Begin Text excerpt

18th February 2026
Bringing the team back together once LGR proposals are in
With Adam Hill, chief executive, Rushcliffe Borough Council
You’ve worked with your partner authorities to come up with a suitable proposal of what local government reorganisation should look like in your area and submitted the plans to government, but what next? Adam Hill talks us through the importance of unity, even before unification becomes official.
Where are you along your LGR journey?
We’ve already got a devolved authority with the East Midlands Combined County Authority, so for us in Nottinghamshire this is now all about LGR. We put in our proposals in November, ready for a consultation in the springtime, and we should hear the outcomes in June or July 2026. That would put our vesting day - when the new authorities would go live - as 1 April 2028.
This has to be seen as an opportunity as well as a challenge. How do we bring nine authorities together into two new authorities and actually move forward in terms of service transformation, reducing costs, finding efficiencies and, ultimately, keeping our residents at the heart of what we do? The only way we can do that is in partnership with others; those that can show us how we can use new systems and new ways of working to deliver better outcomes for our communities.
How are you and your peers feeling about it?
It’s actually quite a difficult time, because through the submission we’ve gone through a competitive process – with different ideas from different authorities, some were inevitably going to be in opposition to one another. Now that proposals have gone in, however, it’s really important the we bring each other back together; that we stay together and all swim in the same direction.
Whatever happens next, this is fundamentally about people and culture. We need to keep connected and work together so that the future is aligned and co-produced, and one that ensures those real deliverables for our communities.
What are the top three things that you are trying to align around?

End Text excerpt
Begin Listing

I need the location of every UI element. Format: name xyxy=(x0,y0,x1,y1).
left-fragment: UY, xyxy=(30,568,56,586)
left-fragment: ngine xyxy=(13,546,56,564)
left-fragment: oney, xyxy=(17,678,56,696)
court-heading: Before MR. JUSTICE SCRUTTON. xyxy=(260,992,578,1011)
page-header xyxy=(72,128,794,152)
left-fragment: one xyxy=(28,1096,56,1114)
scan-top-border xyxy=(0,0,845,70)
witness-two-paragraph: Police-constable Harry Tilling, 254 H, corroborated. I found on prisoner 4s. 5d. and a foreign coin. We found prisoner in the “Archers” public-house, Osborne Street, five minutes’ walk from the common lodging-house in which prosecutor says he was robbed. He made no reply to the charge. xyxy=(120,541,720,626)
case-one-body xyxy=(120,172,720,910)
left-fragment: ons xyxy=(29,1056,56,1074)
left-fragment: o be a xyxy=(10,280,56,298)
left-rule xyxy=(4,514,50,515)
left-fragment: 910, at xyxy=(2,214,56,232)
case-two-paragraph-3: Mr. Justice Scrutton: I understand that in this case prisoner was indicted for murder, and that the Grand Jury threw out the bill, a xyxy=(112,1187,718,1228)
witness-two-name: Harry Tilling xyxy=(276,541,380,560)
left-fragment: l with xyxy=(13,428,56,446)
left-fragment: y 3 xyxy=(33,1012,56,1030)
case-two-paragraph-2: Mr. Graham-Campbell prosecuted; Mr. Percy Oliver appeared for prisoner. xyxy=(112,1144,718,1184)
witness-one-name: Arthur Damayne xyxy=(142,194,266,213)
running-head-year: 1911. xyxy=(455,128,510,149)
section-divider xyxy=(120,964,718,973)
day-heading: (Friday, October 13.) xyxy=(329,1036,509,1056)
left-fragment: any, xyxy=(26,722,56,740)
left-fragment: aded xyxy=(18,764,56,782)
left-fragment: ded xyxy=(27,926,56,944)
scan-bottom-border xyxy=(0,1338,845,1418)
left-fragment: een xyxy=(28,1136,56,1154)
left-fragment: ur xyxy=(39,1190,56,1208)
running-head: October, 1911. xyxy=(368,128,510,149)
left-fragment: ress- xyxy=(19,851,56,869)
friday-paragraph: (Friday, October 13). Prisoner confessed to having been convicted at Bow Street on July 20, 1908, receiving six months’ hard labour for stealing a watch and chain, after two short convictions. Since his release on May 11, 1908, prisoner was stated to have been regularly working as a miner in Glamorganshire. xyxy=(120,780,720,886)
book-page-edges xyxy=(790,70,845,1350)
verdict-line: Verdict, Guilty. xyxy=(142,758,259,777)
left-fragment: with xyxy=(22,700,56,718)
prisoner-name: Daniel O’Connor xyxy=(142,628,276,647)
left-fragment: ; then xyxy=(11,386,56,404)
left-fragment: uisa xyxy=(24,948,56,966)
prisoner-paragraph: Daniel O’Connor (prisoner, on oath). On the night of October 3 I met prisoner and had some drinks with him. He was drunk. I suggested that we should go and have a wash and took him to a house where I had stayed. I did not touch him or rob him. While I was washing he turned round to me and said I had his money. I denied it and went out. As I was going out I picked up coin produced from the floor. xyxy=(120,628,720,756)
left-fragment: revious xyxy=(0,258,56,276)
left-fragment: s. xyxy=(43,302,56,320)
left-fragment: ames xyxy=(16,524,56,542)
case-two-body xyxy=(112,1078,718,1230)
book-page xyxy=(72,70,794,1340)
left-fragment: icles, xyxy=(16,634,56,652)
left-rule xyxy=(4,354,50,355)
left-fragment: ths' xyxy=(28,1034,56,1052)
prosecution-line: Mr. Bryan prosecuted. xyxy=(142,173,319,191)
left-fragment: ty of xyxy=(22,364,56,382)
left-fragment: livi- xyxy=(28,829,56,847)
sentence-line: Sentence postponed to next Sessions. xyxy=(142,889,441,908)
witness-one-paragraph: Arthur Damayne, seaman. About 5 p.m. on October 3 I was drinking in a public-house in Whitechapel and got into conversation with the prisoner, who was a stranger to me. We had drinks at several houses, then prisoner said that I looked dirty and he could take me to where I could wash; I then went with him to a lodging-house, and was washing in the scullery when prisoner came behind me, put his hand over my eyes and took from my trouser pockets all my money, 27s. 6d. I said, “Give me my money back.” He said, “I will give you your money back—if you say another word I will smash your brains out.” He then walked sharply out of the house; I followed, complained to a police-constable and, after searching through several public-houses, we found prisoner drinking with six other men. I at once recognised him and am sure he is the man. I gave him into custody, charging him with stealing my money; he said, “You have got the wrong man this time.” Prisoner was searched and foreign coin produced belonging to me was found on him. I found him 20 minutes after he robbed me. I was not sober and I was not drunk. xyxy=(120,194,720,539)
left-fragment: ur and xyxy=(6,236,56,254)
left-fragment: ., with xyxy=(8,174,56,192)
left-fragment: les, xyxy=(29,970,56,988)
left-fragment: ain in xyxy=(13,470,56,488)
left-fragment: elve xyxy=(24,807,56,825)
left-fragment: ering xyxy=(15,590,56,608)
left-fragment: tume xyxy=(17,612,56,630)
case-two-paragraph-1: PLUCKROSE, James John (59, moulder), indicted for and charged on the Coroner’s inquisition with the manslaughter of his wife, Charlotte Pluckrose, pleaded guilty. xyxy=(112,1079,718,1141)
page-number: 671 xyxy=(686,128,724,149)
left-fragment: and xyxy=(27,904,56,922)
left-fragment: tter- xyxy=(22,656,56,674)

End Listing

[The tasks]
1: Condense the interview paragraph that begins "We’ve already got a devolved authority" into a short list that keeps its main facts.
2: Reproduce the stretch of the interview from "It’s actually quite" through "deliverables for our communities.".

[Solution set]
1:
- Nottinghamshire already has a devolved authority, the East Midlands Combined County Authority, so its focus is now LGR.
- Proposals were submitted in November, ahead of a consultation in the spring.
- Outcomes are expected in June or July 2026.
- The vesting day, when the new authorities would go live, would be 1 April 2028.

2:
It’s actually quite a difficult time, because through the submission we’ve gone through a competitive process – with different ideas from different authorities, some were inevitably going to be in opposition to one another. Now that proposals have gone in, however, it’s really important the we bring each other back together; that we stay together and all swim in the same direction.
Whatever happens next, this is fundamentally about people and culture. We need to keep connected and work together so that the future is aligned and co-produced, and one that ensures those real deliverables for our communities.